In this exercise, copy exactly the lines from the one that contains "Read all visible content and emit it as JSON." through the end of the entries below; pictures are not copied.

>> start

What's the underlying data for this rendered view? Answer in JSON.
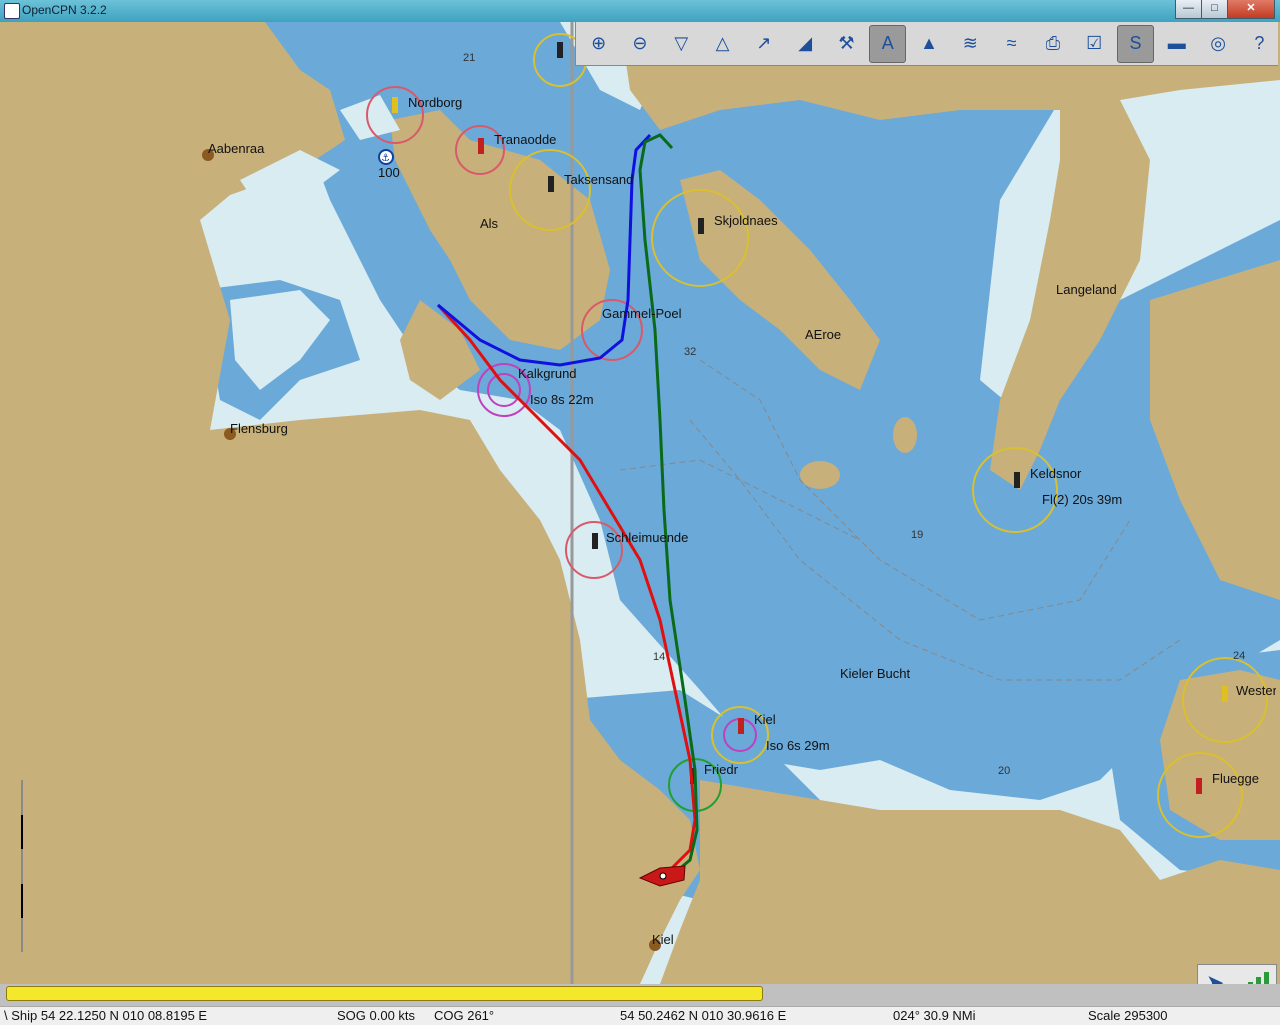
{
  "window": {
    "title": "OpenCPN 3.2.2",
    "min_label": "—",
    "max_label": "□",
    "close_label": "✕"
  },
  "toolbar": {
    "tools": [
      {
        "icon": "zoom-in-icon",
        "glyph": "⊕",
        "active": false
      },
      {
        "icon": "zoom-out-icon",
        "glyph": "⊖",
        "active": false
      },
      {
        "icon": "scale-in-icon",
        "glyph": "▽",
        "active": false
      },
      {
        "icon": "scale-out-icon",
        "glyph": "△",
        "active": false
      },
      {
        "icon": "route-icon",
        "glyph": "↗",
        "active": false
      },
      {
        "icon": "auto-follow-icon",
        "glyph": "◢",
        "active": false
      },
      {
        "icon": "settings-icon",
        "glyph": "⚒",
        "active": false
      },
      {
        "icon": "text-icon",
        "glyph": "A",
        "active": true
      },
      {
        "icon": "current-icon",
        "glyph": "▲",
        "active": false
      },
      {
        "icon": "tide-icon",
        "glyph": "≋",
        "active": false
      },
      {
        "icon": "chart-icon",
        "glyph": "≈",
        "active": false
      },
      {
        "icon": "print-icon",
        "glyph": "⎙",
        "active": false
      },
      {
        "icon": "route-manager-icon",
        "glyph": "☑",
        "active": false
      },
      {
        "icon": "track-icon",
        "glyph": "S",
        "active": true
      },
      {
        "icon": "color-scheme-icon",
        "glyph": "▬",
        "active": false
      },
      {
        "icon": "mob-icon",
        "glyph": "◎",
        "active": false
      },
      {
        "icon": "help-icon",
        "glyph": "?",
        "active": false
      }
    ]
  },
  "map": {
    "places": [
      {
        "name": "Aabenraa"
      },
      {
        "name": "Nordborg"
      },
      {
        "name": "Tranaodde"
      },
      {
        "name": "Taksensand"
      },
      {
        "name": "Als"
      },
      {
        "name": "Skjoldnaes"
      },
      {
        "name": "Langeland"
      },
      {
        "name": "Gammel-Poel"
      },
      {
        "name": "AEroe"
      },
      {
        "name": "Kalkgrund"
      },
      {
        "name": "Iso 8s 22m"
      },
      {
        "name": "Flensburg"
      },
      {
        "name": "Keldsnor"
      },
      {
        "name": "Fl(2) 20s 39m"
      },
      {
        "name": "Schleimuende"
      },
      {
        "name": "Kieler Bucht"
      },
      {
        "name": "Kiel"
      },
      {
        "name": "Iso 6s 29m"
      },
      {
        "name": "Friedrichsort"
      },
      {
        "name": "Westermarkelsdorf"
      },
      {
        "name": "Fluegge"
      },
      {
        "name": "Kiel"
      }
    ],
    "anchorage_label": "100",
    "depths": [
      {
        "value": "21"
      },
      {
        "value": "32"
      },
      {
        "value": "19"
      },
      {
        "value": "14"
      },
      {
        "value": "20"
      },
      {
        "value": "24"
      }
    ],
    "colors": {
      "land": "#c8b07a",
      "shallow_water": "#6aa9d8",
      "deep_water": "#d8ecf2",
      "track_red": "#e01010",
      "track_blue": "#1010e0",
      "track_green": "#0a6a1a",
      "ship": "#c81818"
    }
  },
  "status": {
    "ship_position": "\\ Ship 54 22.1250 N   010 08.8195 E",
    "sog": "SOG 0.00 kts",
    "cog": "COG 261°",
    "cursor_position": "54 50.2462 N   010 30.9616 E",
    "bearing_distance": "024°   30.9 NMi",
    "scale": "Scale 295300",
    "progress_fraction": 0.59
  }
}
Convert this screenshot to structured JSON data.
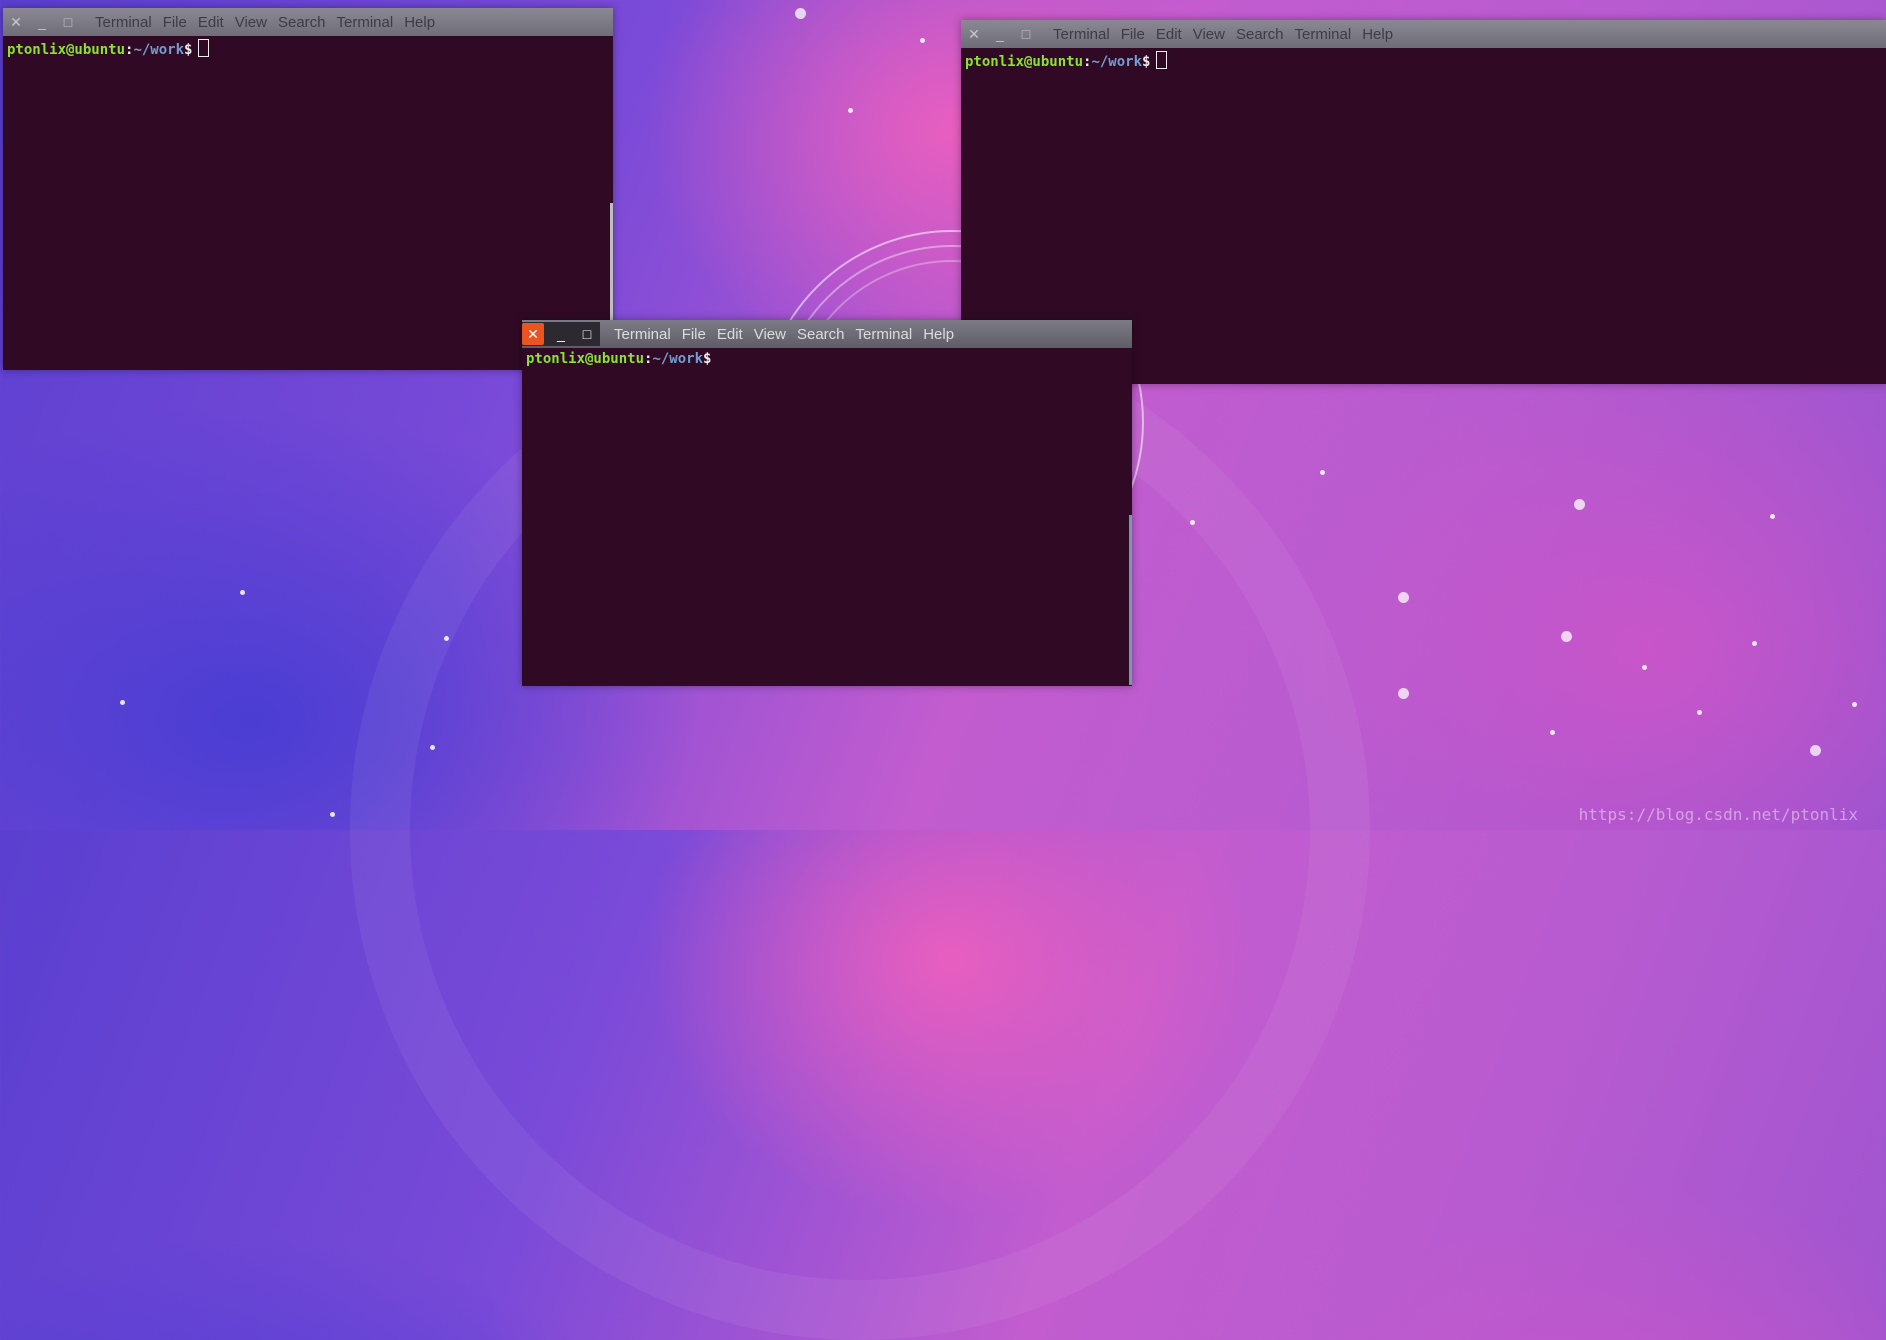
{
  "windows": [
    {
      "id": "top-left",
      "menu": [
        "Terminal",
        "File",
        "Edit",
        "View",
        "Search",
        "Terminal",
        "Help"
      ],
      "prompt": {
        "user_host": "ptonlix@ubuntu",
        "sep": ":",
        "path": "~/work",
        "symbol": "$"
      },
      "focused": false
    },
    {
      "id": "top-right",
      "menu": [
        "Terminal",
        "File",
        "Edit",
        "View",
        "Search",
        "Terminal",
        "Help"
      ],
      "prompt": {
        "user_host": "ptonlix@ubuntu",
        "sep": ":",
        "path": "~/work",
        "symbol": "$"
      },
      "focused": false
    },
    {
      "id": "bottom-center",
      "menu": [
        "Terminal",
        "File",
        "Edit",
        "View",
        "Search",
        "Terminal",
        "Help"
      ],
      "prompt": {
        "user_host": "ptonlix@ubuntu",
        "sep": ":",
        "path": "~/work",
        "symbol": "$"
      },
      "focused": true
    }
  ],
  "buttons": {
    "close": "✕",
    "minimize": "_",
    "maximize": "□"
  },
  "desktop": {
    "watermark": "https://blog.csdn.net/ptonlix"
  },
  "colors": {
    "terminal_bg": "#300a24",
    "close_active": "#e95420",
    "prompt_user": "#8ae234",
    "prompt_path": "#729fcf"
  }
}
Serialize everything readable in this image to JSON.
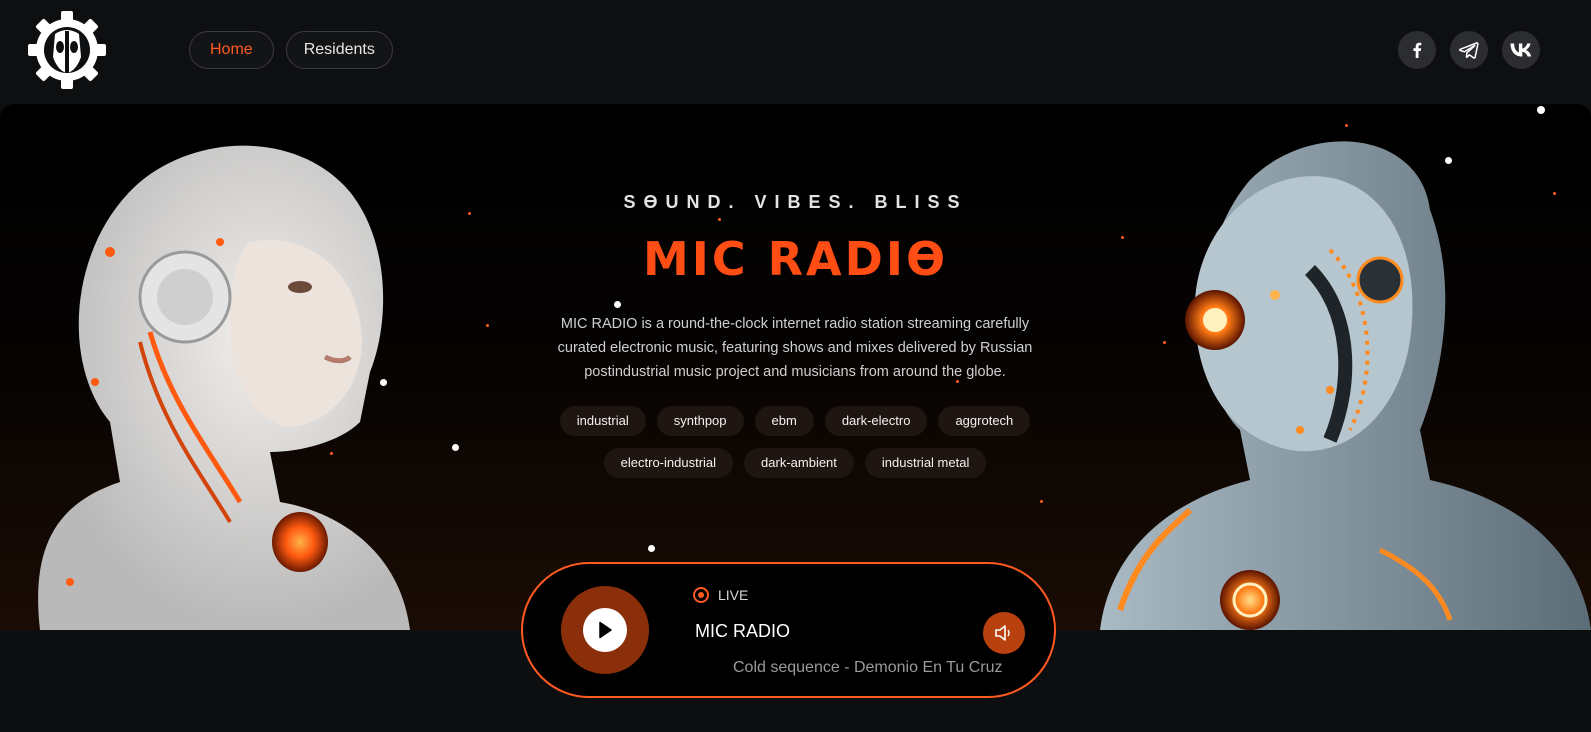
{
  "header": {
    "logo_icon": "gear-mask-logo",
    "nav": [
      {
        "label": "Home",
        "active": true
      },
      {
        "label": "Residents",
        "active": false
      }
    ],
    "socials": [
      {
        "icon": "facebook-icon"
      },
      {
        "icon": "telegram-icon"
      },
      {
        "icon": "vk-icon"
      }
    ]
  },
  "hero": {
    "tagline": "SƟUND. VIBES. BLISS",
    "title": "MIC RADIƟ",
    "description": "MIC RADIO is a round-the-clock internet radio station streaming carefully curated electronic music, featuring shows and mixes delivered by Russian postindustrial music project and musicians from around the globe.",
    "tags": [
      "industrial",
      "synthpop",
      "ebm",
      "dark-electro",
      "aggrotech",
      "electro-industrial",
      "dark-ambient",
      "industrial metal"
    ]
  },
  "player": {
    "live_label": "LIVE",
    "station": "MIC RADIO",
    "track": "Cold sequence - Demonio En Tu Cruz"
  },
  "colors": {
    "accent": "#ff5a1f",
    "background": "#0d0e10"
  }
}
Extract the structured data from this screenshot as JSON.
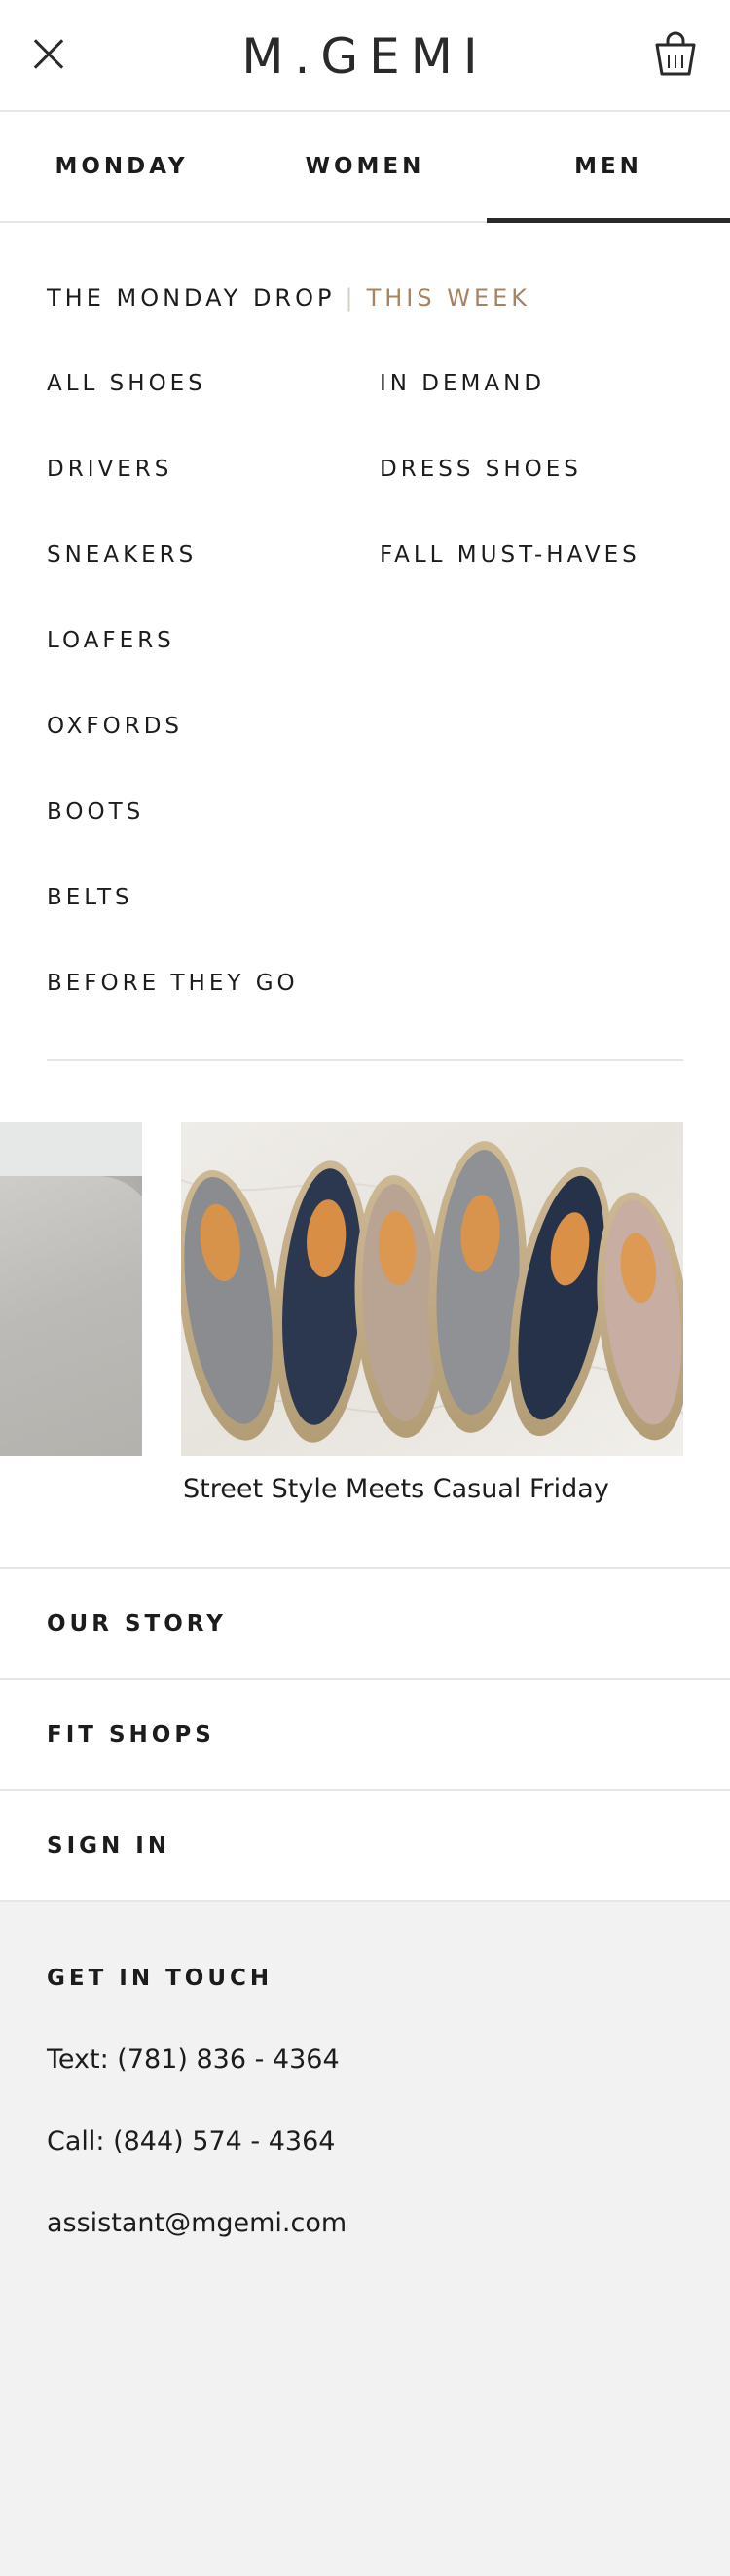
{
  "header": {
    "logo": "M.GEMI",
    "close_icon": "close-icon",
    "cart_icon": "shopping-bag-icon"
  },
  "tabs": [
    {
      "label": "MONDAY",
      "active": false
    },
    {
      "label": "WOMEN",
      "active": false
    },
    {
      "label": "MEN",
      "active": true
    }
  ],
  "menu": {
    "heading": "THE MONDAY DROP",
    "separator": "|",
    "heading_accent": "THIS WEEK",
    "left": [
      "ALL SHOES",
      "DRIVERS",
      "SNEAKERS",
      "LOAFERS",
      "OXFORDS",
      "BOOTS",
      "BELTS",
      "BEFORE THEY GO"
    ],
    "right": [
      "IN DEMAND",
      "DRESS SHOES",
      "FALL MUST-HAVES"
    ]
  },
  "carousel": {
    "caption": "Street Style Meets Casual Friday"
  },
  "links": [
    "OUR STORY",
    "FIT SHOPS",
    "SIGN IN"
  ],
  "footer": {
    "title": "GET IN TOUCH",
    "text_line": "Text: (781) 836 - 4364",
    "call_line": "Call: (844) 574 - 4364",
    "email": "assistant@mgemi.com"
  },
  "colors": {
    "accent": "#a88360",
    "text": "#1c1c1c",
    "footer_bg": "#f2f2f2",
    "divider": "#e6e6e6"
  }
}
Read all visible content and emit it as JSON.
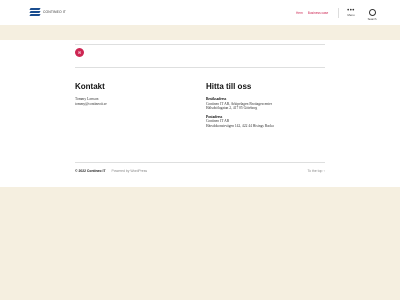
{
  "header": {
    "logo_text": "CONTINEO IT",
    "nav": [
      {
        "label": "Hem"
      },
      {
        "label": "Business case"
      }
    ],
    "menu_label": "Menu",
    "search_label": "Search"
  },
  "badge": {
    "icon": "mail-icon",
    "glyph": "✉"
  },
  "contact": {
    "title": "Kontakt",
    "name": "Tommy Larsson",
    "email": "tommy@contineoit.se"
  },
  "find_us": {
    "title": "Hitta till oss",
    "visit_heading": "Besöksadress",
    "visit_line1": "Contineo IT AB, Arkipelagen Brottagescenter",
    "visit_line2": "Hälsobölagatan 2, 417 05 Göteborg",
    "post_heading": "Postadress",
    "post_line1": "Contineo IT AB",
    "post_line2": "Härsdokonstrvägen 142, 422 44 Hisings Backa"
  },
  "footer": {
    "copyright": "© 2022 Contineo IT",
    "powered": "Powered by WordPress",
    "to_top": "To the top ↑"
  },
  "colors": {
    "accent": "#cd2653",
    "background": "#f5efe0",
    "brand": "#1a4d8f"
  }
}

>> end

Answer to the exercise >>
Read all visible content and emit it as JSON.
{
  "header": {
    "logo_text": "CONTINEO IT",
    "nav": [
      {
        "label": "Hem"
      },
      {
        "label": "Business case"
      }
    ],
    "menu_label": "Menu",
    "search_label": "Search"
  },
  "badge": {
    "icon": "mail-icon",
    "glyph": "✉"
  },
  "contact": {
    "title": "Kontakt",
    "name": "Tommy Larsson",
    "email": "tommy@contineoit.se"
  },
  "find_us": {
    "title": "Hitta till oss",
    "visit_heading": "Besöksadress",
    "visit_line1": "Contineo IT AB, Arkipelagen Brottagescenter",
    "visit_line2": "Hälsobölagatan 2, 417 05 Göteborg",
    "post_heading": "Postadress",
    "post_line1": "Contineo IT AB",
    "post_line2": "Härsdokonstrvägen 142, 422 44 Hisings Backa"
  },
  "footer": {
    "copyright": "© 2022 Contineo IT",
    "powered": "Powered by WordPress",
    "to_top": "To the top ↑"
  },
  "colors": {
    "accent": "#cd2653",
    "background": "#f5efe0",
    "brand": "#1a4d8f"
  }
}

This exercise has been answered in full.